Information shown:
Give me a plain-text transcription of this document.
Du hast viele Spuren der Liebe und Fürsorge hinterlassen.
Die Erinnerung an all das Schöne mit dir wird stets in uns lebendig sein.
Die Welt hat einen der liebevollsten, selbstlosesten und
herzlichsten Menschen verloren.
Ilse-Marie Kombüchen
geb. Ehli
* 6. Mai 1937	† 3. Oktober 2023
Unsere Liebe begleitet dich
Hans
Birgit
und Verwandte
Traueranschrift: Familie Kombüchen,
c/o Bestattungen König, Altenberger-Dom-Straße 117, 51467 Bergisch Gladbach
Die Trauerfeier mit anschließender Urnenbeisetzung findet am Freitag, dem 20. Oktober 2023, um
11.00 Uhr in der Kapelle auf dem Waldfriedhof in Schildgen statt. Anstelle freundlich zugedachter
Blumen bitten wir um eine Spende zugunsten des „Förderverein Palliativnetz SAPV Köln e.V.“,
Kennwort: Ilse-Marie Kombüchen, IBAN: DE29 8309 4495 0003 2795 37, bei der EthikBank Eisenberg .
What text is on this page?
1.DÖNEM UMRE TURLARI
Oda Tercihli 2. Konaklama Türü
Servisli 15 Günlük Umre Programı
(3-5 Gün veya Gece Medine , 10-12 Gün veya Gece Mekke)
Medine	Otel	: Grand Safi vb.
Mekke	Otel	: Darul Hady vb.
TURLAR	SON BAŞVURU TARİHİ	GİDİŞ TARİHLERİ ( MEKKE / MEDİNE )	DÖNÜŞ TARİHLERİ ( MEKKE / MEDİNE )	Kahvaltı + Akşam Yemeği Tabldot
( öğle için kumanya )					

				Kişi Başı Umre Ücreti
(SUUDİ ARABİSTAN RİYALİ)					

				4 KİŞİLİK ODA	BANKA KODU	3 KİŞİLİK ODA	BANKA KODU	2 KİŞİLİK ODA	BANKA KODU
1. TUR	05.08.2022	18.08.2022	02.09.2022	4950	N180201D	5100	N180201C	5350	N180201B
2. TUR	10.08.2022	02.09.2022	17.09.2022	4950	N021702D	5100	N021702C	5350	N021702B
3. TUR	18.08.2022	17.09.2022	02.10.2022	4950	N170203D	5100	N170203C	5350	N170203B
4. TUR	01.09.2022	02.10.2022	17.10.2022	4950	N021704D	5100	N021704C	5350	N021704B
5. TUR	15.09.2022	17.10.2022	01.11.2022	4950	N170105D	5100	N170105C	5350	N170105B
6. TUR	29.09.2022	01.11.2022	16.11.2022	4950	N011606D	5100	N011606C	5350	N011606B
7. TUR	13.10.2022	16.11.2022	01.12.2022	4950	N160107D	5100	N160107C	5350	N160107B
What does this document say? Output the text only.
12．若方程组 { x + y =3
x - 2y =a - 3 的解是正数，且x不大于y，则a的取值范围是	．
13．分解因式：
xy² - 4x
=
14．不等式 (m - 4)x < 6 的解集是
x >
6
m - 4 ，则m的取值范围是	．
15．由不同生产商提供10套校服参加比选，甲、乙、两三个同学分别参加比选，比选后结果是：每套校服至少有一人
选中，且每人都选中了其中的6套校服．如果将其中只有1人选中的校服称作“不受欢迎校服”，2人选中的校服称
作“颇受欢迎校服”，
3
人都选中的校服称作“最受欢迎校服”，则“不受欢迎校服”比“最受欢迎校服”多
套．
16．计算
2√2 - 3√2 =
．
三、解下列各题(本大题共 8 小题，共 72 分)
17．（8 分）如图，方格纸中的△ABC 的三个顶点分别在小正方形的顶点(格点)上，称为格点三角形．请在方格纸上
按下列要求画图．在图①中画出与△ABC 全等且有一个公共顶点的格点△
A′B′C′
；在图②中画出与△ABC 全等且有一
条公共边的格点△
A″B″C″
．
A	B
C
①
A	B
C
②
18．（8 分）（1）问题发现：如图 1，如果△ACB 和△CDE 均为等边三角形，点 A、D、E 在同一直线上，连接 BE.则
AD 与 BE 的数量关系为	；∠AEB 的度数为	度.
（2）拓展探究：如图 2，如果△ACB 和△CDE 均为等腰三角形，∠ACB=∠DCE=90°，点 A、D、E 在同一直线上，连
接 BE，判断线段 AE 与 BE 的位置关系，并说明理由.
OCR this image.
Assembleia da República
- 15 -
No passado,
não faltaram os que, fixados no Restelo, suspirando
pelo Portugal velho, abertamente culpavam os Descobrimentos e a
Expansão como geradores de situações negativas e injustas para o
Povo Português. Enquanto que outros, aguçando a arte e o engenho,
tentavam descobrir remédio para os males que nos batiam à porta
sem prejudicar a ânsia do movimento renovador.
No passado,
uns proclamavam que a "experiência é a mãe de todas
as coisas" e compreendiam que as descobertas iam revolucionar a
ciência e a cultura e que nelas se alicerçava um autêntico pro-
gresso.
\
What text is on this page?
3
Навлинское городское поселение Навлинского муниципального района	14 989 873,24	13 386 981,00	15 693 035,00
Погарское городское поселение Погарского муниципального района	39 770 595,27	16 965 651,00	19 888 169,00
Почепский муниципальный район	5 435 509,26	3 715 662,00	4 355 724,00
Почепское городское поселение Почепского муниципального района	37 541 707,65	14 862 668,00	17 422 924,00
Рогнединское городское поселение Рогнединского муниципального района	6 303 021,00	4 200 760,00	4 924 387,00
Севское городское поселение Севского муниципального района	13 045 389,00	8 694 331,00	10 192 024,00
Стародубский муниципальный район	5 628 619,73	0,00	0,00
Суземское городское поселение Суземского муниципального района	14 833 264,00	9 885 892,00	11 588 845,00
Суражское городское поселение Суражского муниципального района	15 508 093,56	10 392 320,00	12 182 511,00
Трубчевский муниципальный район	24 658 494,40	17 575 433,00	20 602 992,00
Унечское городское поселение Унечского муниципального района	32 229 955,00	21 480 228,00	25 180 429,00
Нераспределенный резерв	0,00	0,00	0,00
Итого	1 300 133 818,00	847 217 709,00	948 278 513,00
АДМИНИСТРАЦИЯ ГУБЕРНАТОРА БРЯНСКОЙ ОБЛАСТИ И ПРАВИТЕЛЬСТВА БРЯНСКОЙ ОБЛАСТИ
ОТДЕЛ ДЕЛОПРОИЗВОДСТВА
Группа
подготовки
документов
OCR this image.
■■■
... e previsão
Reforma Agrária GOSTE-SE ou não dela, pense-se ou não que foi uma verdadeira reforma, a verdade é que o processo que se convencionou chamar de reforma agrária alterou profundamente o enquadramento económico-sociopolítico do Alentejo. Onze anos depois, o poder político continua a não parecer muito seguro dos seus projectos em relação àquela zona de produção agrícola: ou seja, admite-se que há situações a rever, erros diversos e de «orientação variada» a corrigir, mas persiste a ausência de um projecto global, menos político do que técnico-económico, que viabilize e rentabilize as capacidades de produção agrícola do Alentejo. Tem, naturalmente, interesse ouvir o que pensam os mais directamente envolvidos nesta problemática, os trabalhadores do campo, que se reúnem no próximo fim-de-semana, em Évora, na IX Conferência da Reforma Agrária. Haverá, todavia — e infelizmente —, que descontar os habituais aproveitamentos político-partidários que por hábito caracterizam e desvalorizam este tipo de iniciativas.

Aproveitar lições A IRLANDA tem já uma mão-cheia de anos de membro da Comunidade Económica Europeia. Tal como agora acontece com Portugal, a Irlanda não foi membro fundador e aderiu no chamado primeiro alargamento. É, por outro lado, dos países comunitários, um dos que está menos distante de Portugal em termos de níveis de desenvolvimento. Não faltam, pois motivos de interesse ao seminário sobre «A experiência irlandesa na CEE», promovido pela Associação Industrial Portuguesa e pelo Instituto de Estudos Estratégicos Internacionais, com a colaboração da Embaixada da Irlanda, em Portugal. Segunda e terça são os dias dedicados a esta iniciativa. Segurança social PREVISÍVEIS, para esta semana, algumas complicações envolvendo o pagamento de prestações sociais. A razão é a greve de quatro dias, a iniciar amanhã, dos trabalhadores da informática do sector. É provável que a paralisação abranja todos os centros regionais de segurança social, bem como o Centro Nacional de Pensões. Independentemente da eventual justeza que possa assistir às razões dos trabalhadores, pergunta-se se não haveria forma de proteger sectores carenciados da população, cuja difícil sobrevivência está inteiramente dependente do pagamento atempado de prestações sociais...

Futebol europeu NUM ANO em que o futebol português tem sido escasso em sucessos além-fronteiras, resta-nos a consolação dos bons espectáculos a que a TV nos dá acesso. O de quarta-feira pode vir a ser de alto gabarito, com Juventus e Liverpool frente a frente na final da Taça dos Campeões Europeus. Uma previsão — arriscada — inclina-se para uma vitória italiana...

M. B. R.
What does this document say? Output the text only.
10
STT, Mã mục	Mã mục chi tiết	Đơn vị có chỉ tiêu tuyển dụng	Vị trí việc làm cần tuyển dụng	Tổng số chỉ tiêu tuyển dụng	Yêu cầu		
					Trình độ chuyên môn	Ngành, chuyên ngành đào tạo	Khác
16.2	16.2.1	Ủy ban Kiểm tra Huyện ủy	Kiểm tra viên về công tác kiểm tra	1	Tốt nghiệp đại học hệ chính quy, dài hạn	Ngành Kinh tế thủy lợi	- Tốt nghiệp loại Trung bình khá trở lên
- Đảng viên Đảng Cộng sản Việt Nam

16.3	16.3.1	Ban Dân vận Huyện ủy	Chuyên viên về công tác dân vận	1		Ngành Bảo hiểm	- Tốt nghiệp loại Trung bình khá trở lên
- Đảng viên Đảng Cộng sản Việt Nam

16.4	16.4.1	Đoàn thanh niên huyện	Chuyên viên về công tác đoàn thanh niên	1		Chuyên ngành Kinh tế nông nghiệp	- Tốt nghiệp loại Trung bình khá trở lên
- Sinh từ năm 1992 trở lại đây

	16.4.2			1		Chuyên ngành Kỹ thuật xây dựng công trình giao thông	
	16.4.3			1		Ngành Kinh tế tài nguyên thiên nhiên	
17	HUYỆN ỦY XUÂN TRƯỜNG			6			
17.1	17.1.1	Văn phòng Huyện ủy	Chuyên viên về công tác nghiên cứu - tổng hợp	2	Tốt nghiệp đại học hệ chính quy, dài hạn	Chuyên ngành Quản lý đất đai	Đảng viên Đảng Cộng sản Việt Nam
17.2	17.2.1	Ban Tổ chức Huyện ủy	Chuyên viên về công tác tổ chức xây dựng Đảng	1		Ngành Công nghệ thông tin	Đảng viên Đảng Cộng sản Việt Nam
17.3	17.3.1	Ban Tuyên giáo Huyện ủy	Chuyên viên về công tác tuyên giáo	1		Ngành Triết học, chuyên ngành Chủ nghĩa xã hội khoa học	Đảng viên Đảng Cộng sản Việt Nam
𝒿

What this task involves:
Determine the number of lines in the listing that hold the word "Oktober", and supply that number and nothing further.

Answer for this exercise:
2